Records
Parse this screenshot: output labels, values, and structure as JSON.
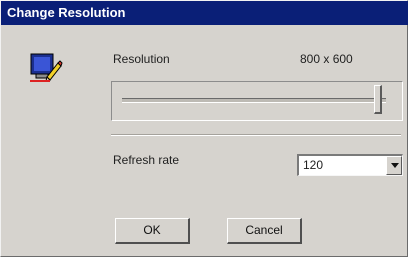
{
  "window": {
    "title": "Change Resolution"
  },
  "resolution": {
    "label": "Resolution",
    "value": "800 x 600",
    "slider_position_fraction": 0.97
  },
  "refresh": {
    "label": "Refresh rate",
    "selected": "120"
  },
  "buttons": {
    "ok": "OK",
    "cancel": "Cancel"
  },
  "icons": {
    "app_icon": "monitor-pencil-icon",
    "dropdown_arrow": "chevron-down-icon"
  },
  "colors": {
    "titlebar": "#0a1f77",
    "dialog_bg": "#d6d3ce"
  }
}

### Brief
Write out each entry exactly as given, omitting any picture.

### Answer to this problem
Parse this screenshot: output labels, values, and structure as JSON.
{
  "window": {
    "title": "Change Resolution"
  },
  "resolution": {
    "label": "Resolution",
    "value": "800 x 600",
    "slider_position_fraction": 0.97
  },
  "refresh": {
    "label": "Refresh rate",
    "selected": "120"
  },
  "buttons": {
    "ok": "OK",
    "cancel": "Cancel"
  },
  "icons": {
    "app_icon": "monitor-pencil-icon",
    "dropdown_arrow": "chevron-down-icon"
  },
  "colors": {
    "titlebar": "#0a1f77",
    "dialog_bg": "#d6d3ce"
  }
}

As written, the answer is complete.